:: Provided data
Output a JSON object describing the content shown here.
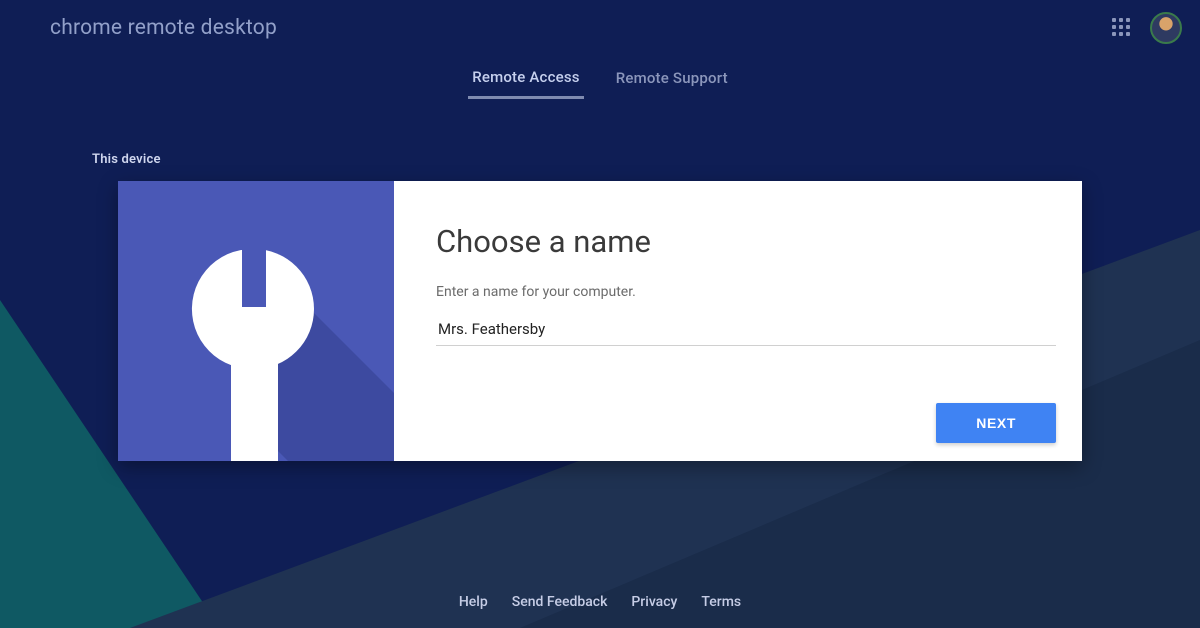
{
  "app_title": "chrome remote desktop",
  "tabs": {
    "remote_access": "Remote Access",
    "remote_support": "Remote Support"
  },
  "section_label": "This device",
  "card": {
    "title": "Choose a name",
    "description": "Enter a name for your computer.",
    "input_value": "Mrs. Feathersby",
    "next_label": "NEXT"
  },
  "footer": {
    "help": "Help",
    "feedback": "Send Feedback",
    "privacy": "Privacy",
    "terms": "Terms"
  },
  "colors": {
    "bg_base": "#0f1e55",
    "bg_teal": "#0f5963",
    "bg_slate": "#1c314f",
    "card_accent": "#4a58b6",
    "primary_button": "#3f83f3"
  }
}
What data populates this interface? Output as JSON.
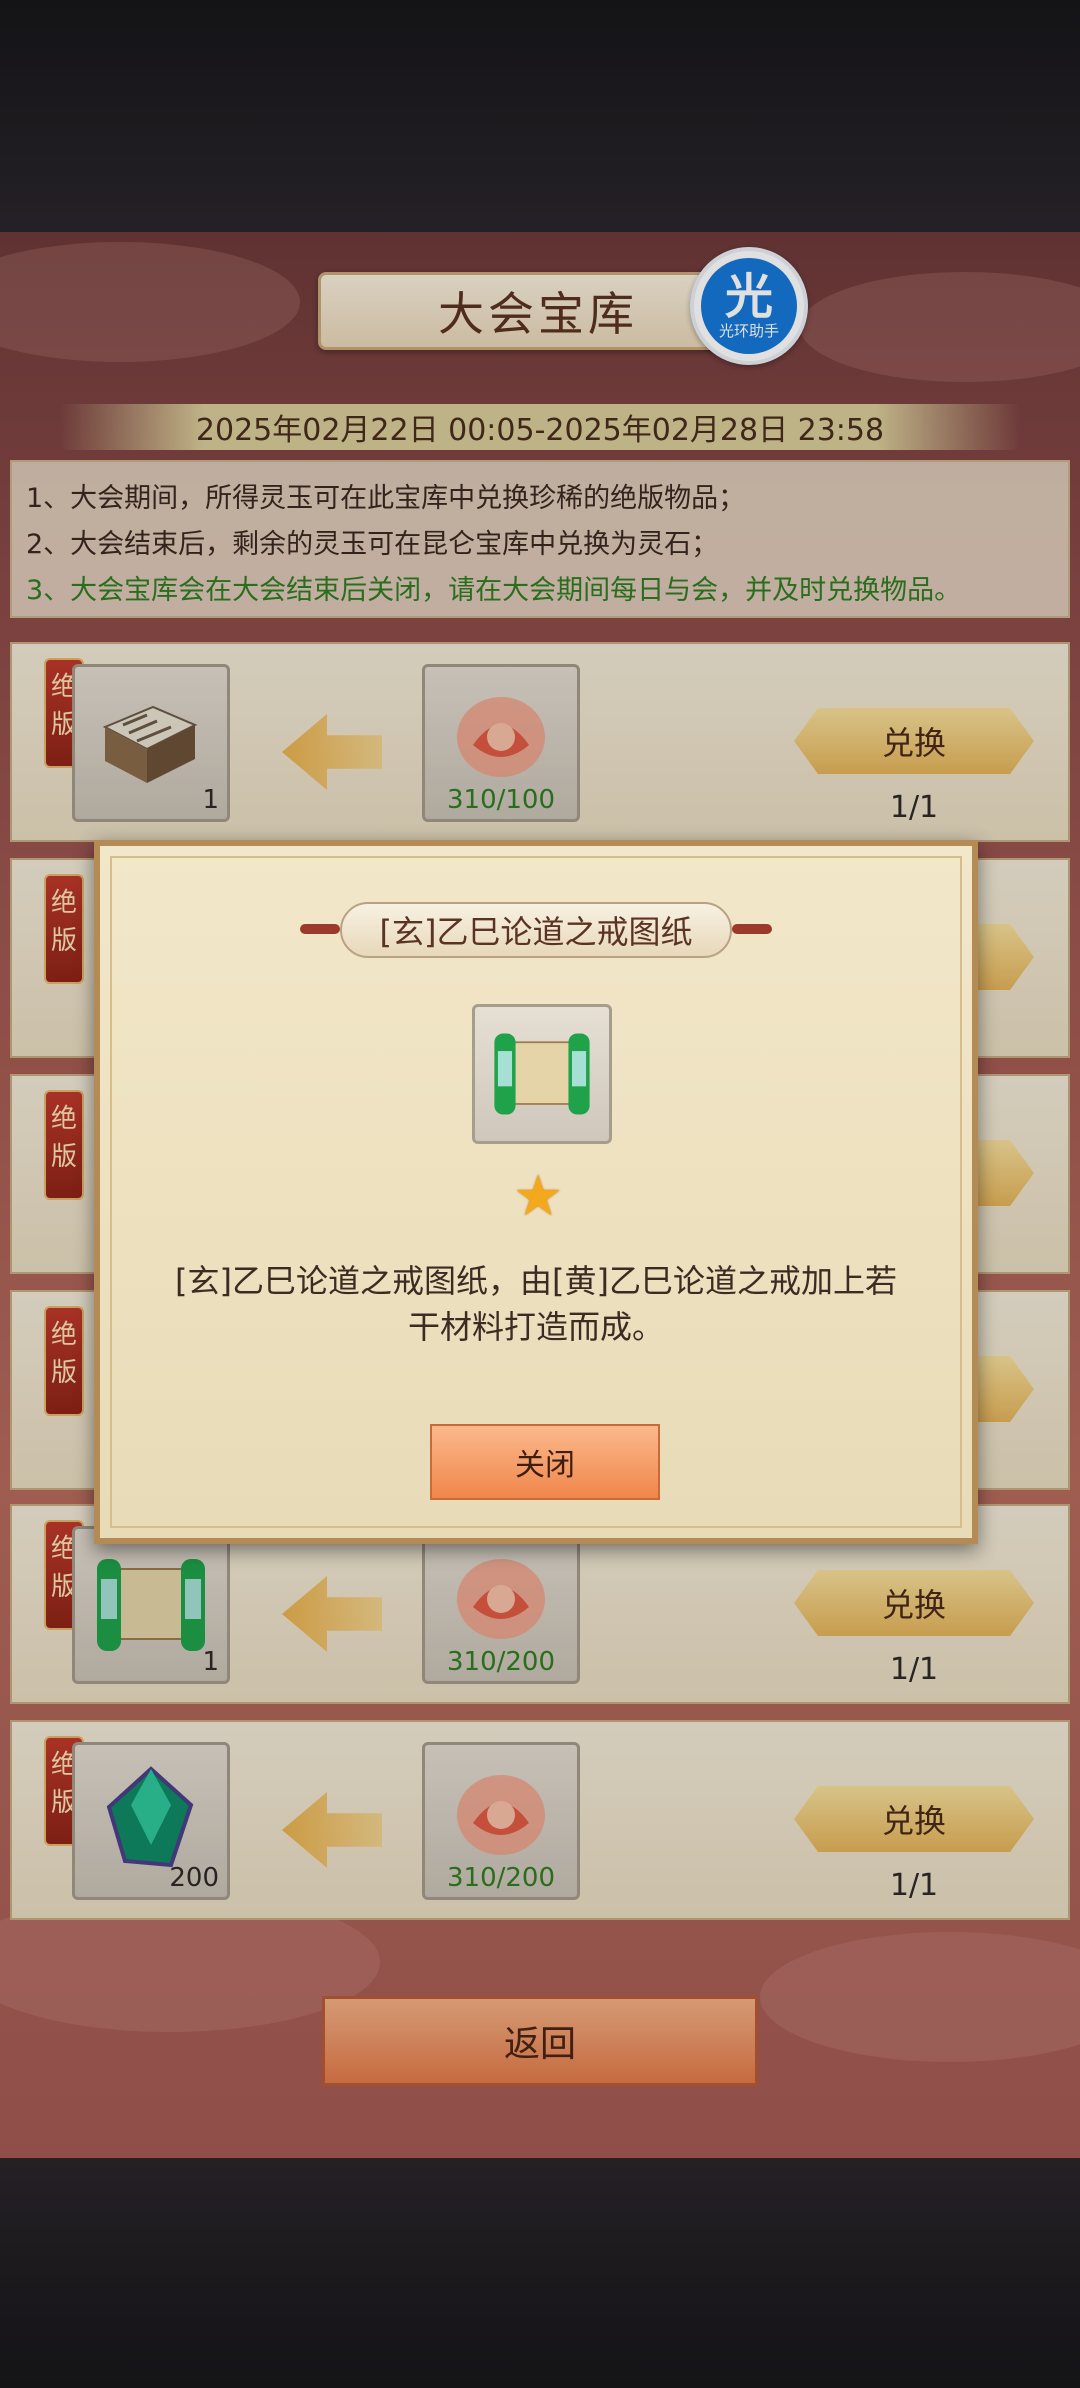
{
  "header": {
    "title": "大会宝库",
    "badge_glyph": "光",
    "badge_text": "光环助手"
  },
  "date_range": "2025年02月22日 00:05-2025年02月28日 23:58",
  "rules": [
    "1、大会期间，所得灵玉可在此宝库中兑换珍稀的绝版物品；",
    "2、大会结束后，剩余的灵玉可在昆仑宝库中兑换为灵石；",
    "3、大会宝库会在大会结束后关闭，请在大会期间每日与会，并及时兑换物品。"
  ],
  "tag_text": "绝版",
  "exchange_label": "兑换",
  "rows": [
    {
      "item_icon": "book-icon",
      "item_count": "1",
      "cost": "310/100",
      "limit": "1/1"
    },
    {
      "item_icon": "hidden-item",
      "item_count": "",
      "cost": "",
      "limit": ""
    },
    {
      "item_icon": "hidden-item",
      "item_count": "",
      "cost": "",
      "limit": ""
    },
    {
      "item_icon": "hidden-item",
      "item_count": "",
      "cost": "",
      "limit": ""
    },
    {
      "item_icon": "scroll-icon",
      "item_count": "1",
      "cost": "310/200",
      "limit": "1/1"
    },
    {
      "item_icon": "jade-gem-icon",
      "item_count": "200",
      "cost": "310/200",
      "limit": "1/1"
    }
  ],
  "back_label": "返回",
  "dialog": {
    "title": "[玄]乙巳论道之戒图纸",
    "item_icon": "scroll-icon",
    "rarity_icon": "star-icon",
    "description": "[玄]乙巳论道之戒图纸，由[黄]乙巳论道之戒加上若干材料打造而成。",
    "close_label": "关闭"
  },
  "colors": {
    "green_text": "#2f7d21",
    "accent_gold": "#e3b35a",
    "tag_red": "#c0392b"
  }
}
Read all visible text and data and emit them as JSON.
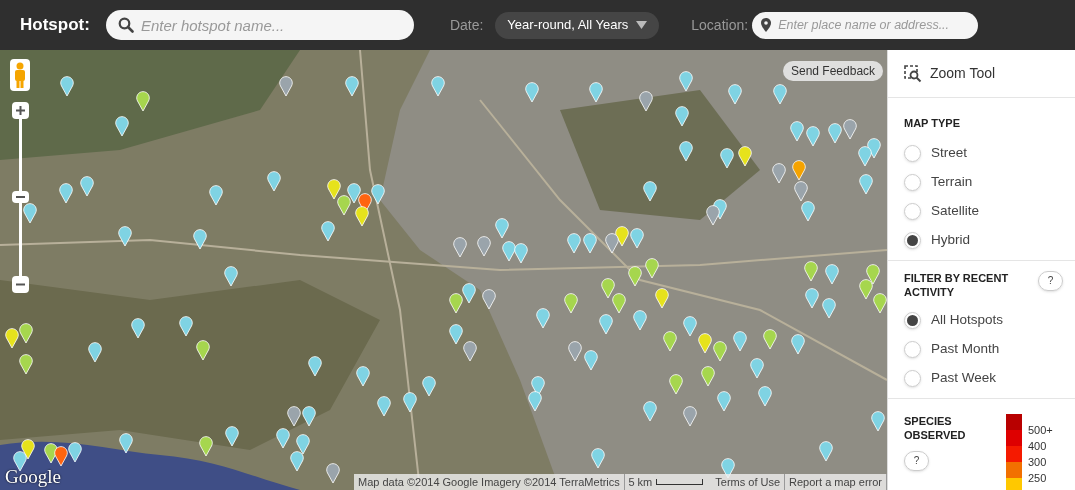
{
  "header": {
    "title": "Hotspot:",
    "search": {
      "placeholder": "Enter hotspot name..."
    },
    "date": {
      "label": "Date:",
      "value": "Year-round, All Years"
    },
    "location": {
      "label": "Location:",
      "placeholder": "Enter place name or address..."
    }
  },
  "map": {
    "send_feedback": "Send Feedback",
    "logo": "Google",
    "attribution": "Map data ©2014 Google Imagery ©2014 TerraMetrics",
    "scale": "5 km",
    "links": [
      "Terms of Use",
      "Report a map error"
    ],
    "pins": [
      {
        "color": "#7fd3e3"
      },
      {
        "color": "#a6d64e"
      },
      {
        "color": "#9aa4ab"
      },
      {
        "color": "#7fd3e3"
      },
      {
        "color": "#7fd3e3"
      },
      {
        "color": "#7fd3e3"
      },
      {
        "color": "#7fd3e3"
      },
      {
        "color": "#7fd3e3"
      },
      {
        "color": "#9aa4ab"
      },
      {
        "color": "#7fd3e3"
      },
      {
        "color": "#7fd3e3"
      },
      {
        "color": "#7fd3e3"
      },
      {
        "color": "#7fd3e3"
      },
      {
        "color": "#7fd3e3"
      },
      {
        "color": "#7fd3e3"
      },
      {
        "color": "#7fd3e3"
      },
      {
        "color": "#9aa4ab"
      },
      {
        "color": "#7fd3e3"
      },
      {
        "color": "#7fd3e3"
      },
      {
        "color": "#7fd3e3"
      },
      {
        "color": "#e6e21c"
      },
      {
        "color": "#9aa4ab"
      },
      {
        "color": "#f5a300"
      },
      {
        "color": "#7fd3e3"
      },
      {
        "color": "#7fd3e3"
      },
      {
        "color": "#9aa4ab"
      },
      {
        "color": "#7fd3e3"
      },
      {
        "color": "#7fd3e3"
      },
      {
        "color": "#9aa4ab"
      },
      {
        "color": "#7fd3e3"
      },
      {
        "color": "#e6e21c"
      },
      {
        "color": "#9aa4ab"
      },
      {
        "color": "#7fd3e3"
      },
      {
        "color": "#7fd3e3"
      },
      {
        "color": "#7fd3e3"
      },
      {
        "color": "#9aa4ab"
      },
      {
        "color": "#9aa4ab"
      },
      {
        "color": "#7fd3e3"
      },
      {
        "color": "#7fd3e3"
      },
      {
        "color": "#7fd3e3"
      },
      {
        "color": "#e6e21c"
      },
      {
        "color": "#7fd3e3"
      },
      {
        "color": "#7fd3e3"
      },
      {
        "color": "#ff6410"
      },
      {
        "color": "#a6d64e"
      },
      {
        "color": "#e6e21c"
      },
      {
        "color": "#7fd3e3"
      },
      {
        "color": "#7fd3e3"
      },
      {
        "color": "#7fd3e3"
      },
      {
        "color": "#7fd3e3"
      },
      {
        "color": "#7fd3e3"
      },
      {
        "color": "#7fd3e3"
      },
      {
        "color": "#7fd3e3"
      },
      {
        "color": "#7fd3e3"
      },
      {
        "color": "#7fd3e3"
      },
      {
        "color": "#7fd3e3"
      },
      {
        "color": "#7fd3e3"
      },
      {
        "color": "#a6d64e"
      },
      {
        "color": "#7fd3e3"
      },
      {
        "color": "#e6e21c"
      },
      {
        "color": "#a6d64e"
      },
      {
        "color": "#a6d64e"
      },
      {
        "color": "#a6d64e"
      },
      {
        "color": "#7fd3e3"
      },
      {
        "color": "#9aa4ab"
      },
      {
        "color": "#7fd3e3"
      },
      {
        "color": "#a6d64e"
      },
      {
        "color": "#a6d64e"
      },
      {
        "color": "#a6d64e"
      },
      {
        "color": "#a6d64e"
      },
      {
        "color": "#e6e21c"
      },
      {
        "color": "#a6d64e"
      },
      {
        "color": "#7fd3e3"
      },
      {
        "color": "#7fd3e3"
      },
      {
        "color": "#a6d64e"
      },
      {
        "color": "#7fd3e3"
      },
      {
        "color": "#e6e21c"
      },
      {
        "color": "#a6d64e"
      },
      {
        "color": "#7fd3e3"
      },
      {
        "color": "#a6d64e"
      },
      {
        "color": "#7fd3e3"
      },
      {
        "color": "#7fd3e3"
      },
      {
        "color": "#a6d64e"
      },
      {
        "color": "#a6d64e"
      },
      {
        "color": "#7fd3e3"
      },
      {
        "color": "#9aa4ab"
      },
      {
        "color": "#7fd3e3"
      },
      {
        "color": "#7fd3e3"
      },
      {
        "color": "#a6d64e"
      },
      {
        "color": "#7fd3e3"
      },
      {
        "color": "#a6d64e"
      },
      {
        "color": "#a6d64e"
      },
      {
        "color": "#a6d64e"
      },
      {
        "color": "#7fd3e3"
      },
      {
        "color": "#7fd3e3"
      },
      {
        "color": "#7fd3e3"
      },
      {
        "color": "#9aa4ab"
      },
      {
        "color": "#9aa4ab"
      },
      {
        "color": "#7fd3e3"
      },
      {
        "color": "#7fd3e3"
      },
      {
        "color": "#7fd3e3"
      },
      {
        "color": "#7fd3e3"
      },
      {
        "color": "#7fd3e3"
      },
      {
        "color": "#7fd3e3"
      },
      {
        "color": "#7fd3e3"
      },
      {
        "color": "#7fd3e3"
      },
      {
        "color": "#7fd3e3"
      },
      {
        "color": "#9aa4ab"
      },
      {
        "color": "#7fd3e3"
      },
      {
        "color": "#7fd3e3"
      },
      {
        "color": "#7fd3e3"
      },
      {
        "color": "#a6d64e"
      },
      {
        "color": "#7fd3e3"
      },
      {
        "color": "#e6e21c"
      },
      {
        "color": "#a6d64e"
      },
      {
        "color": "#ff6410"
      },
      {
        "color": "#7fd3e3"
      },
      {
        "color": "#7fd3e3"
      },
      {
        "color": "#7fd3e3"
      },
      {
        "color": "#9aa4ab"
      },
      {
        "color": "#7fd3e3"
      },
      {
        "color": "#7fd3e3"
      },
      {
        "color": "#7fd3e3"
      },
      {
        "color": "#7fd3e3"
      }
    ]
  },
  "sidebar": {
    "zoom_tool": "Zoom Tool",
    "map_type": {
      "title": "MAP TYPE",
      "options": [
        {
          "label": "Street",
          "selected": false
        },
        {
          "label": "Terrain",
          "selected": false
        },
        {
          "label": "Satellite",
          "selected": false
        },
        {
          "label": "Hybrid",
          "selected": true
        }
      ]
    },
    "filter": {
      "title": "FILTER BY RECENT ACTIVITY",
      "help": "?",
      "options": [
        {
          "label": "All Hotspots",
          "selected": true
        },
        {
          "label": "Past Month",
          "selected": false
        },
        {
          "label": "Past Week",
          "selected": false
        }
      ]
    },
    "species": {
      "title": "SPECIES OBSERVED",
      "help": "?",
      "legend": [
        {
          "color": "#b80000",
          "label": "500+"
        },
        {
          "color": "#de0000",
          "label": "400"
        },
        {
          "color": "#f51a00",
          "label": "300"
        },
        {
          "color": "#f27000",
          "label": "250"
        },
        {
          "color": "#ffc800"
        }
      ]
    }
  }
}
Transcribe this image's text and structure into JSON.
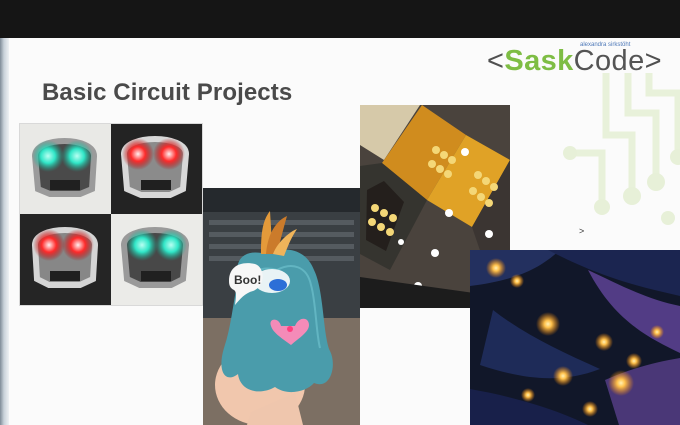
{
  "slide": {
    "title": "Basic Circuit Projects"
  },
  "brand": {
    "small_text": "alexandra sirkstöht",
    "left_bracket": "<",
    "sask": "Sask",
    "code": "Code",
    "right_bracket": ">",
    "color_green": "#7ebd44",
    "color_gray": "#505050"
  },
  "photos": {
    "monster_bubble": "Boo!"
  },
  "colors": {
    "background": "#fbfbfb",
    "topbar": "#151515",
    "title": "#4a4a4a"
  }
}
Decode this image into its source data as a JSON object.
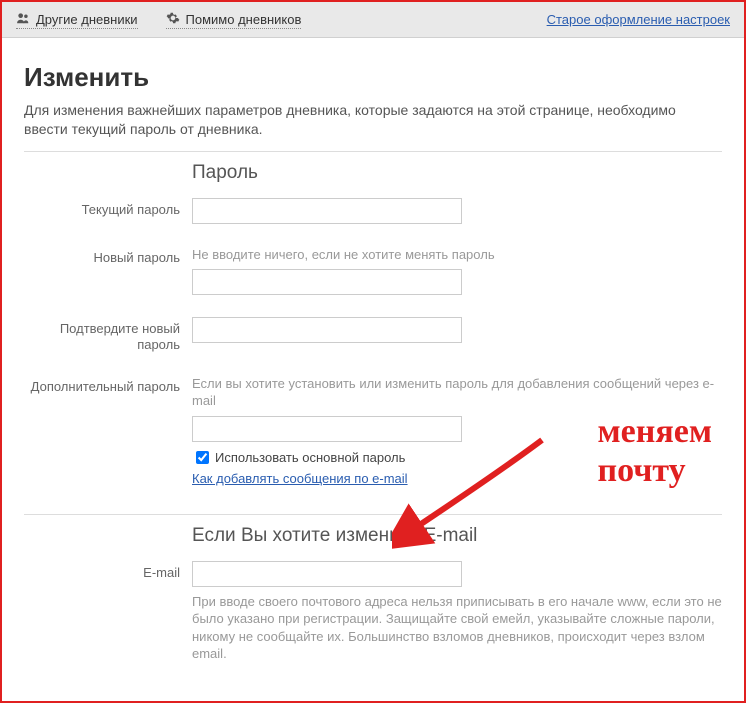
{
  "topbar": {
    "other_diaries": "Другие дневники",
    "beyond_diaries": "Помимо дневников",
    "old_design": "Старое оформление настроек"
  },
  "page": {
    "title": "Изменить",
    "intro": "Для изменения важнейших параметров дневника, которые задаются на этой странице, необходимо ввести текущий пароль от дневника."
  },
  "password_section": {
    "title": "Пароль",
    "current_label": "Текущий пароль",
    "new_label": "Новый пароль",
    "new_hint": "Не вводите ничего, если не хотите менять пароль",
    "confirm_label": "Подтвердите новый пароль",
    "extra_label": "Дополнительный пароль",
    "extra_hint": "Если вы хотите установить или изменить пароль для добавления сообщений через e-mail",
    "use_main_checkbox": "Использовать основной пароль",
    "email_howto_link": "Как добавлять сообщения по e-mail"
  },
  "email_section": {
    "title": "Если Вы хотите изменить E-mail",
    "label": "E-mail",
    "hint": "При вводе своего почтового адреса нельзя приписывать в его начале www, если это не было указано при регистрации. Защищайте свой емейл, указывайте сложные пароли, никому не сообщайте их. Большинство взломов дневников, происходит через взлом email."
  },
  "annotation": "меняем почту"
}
::::
Using the records above, extract exactly and only the lines from the one with "Decode this image" through the final line, inclusive, leaving out pictures.

▸ Output
Decode this image into its source data as a JSON object.
{
  "topbar": {
    "other_diaries": "Другие дневники",
    "beyond_diaries": "Помимо дневников",
    "old_design": "Старое оформление настроек"
  },
  "page": {
    "title": "Изменить",
    "intro": "Для изменения важнейших параметров дневника, которые задаются на этой странице, необходимо ввести текущий пароль от дневника."
  },
  "password_section": {
    "title": "Пароль",
    "current_label": "Текущий пароль",
    "new_label": "Новый пароль",
    "new_hint": "Не вводите ничего, если не хотите менять пароль",
    "confirm_label": "Подтвердите новый пароль",
    "extra_label": "Дополнительный пароль",
    "extra_hint": "Если вы хотите установить или изменить пароль для добавления сообщений через e-mail",
    "use_main_checkbox": "Использовать основной пароль",
    "email_howto_link": "Как добавлять сообщения по e-mail"
  },
  "email_section": {
    "title": "Если Вы хотите изменить E-mail",
    "label": "E-mail",
    "hint": "При вводе своего почтового адреса нельзя приписывать в его начале www, если это не было указано при регистрации. Защищайте свой емейл, указывайте сложные пароли, никому не сообщайте их. Большинство взломов дневников, происходит через взлом email."
  },
  "annotation": "меняем почту"
}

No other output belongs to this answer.